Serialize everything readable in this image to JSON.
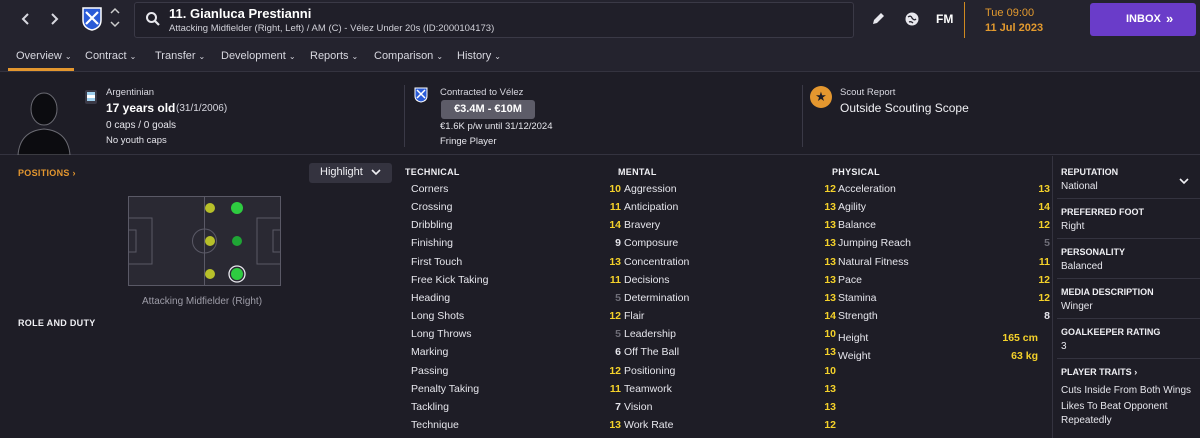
{
  "topbar": {
    "player_name": "11. Gianluca Prestianni",
    "player_subtitle": "Attacking Midfielder (Right, Left) / AM (C) - Vélez Under 20s (ID:2000104173)",
    "fm_label": "FM",
    "date_day": "Tue 09:00",
    "date_full": "11 Jul 2023",
    "inbox_label": "INBOX",
    "inbox_arrows": "»"
  },
  "tabs": [
    {
      "label": "Overview"
    },
    {
      "label": "Contract"
    },
    {
      "label": "Transfer"
    },
    {
      "label": "Development"
    },
    {
      "label": "Reports"
    },
    {
      "label": "Comparison"
    },
    {
      "label": "History"
    }
  ],
  "profile": {
    "nationality": "Argentinian",
    "age": "17 years old",
    "dob": "(31/1/2006)",
    "caps": "0 caps / 0 goals",
    "youth_caps": "No youth caps"
  },
  "contract": {
    "label": "Contracted to Vélez",
    "value": "€3.4M - €10M",
    "wage": "€1.6K p/w until 31/12/2024",
    "status": "Fringe Player"
  },
  "scout": {
    "label": "Scout Report",
    "value": "Outside Scouting Scope"
  },
  "positions": {
    "heading": "POSITIONS",
    "heading_arrow": "›",
    "highlight_label": "Highlight",
    "position_label": "Attacking Midfielder (Right)",
    "role_heading": "ROLE AND DUTY"
  },
  "colors": {
    "accent": "#e4972f",
    "rating_good": "#2ecc40",
    "rating_ok": "#b7c02a",
    "inbox": "#6a3cc9",
    "val_high": "#f5d22a",
    "val_mid": "#e6e6ec",
    "val_low": "#6f6e78"
  },
  "technical": {
    "heading": "TECHNICAL",
    "items": [
      {
        "name": "Corners",
        "value": "10"
      },
      {
        "name": "Crossing",
        "value": "11"
      },
      {
        "name": "Dribbling",
        "value": "14"
      },
      {
        "name": "Finishing",
        "value": "9"
      },
      {
        "name": "First Touch",
        "value": "13"
      },
      {
        "name": "Free Kick Taking",
        "value": "11"
      },
      {
        "name": "Heading",
        "value": "5"
      },
      {
        "name": "Long Shots",
        "value": "12"
      },
      {
        "name": "Long Throws",
        "value": "5"
      },
      {
        "name": "Marking",
        "value": "6"
      },
      {
        "name": "Passing",
        "value": "12"
      },
      {
        "name": "Penalty Taking",
        "value": "11"
      },
      {
        "name": "Tackling",
        "value": "7"
      },
      {
        "name": "Technique",
        "value": "13"
      }
    ]
  },
  "mental": {
    "heading": "MENTAL",
    "items": [
      {
        "name": "Aggression",
        "value": "12"
      },
      {
        "name": "Anticipation",
        "value": "13"
      },
      {
        "name": "Bravery",
        "value": "13"
      },
      {
        "name": "Composure",
        "value": "13"
      },
      {
        "name": "Concentration",
        "value": "13"
      },
      {
        "name": "Decisions",
        "value": "13"
      },
      {
        "name": "Determination",
        "value": "13"
      },
      {
        "name": "Flair",
        "value": "14"
      },
      {
        "name": "Leadership",
        "value": "10"
      },
      {
        "name": "Off The Ball",
        "value": "13"
      },
      {
        "name": "Positioning",
        "value": "10"
      },
      {
        "name": "Teamwork",
        "value": "13"
      },
      {
        "name": "Vision",
        "value": "13"
      },
      {
        "name": "Work Rate",
        "value": "12"
      }
    ]
  },
  "physical": {
    "heading": "PHYSICAL",
    "items": [
      {
        "name": "Acceleration",
        "value": "13"
      },
      {
        "name": "Agility",
        "value": "14"
      },
      {
        "name": "Balance",
        "value": "12"
      },
      {
        "name": "Jumping Reach",
        "value": "5"
      },
      {
        "name": "Natural Fitness",
        "value": "11"
      },
      {
        "name": "Pace",
        "value": "12"
      },
      {
        "name": "Stamina",
        "value": "12"
      },
      {
        "name": "Strength",
        "value": "8"
      }
    ],
    "height_label": "Height",
    "height_value": "165 cm",
    "weight_label": "Weight",
    "weight_value": "63 kg"
  },
  "info": {
    "reputation_head": "REPUTATION",
    "reputation": "National",
    "foot_head": "PREFERRED FOOT",
    "foot": "Right",
    "personality_head": "PERSONALITY",
    "personality": "Balanced",
    "media_head": "MEDIA DESCRIPTION",
    "media": "Winger",
    "gk_head": "GOALKEEPER RATING",
    "gk": "3",
    "traits_head": "PLAYER TRAITS",
    "traits_arrow": "›",
    "trait1": "Cuts Inside From Both Wings",
    "trait2a": "Likes To Beat Opponent",
    "trait2b": "Repeatedly"
  }
}
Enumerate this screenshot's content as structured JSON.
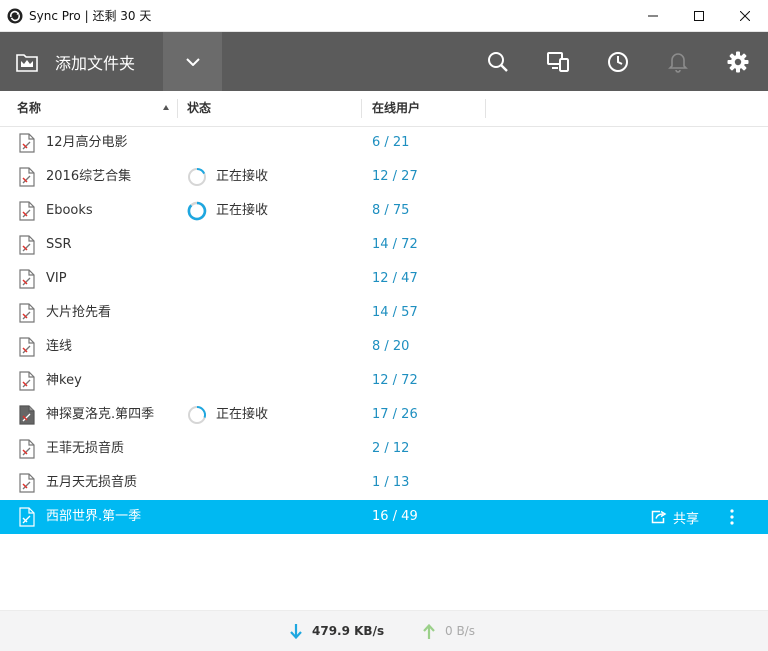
{
  "window": {
    "title": "Sync Pro | 还剩 30 天"
  },
  "toolbar": {
    "add_folder_label": "添加文件夹"
  },
  "columns": {
    "name": "名称",
    "status": "状态",
    "online_users": "在线用户"
  },
  "folders": [
    {
      "name": "12月高分电影",
      "status": "",
      "users": "6 / 21"
    },
    {
      "name": "2016综艺合集",
      "status": "正在接收",
      "users": "12 / 27"
    },
    {
      "name": "Ebooks",
      "status": "正在接收",
      "users": "8 / 75"
    },
    {
      "name": "SSR",
      "status": "",
      "users": "14 / 72"
    },
    {
      "name": "VIP",
      "status": "",
      "users": "12 / 47"
    },
    {
      "name": "大片抢先看",
      "status": "",
      "users": "14 / 57"
    },
    {
      "name": "连线",
      "status": "",
      "users": "8 / 20"
    },
    {
      "name": "神key",
      "status": "",
      "users": "12 / 72"
    },
    {
      "name": "神探夏洛克.第四季",
      "status": "正在接收",
      "users": "17 / 26"
    },
    {
      "name": "王菲无损音质",
      "status": "",
      "users": "2 / 12"
    },
    {
      "name": "五月天无损音质",
      "status": "",
      "users": "1 / 13"
    },
    {
      "name": "西部世界.第一季",
      "status": "",
      "users": "16 / 49"
    }
  ],
  "selected_row": {
    "share_label": "共享"
  },
  "transfer": {
    "download_speed": "479.9 KB/s",
    "upload_speed": "0 B/s"
  },
  "colors": {
    "toolbar_bg": "#5b5b5b",
    "selected_row": "#00b9f2",
    "user_count": "#1e8fc0",
    "download_arrow": "#1ea7e0",
    "upload_arrow": "#9bd08a"
  }
}
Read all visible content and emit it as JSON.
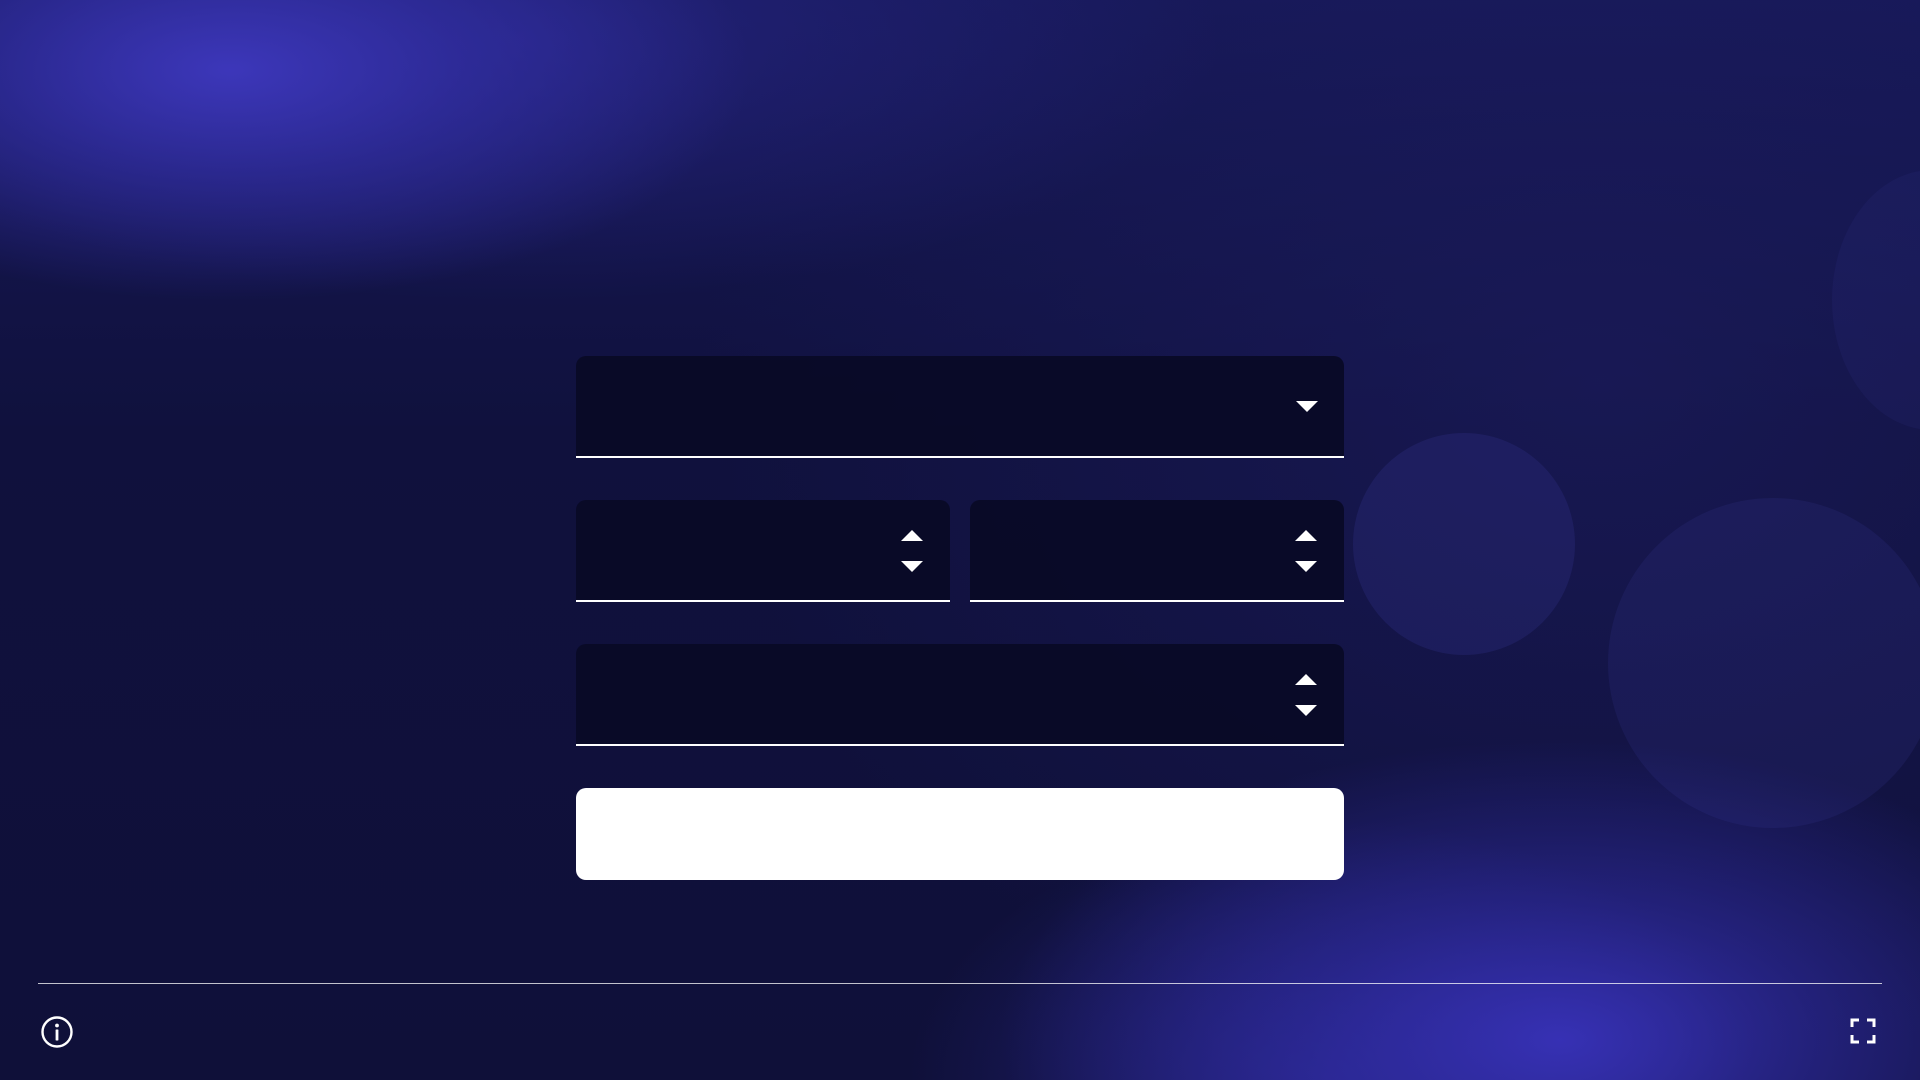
{
  "form": {
    "select_field": {
      "value": "",
      "icon": "chevron-down-icon"
    },
    "number_field_1": {
      "value": "",
      "icons": [
        "chevron-up-icon",
        "chevron-down-icon"
      ]
    },
    "number_field_2": {
      "value": "",
      "icons": [
        "chevron-up-icon",
        "chevron-down-icon"
      ]
    },
    "number_field_3": {
      "value": "",
      "icons": [
        "chevron-up-icon",
        "chevron-down-icon"
      ]
    },
    "submit_button": {
      "label": ""
    }
  },
  "footer": {
    "left_icon": "info-icon",
    "right_icon": "fullscreen-icon"
  },
  "colors": {
    "background": "#11123f",
    "accent_glow": "#3a35b8",
    "field_bg": "#090a26",
    "foreground": "#ffffff"
  }
}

# Given task:
Reply with one number only: the count of lines in the entries that contain "content".

# Answer to the exercise:
2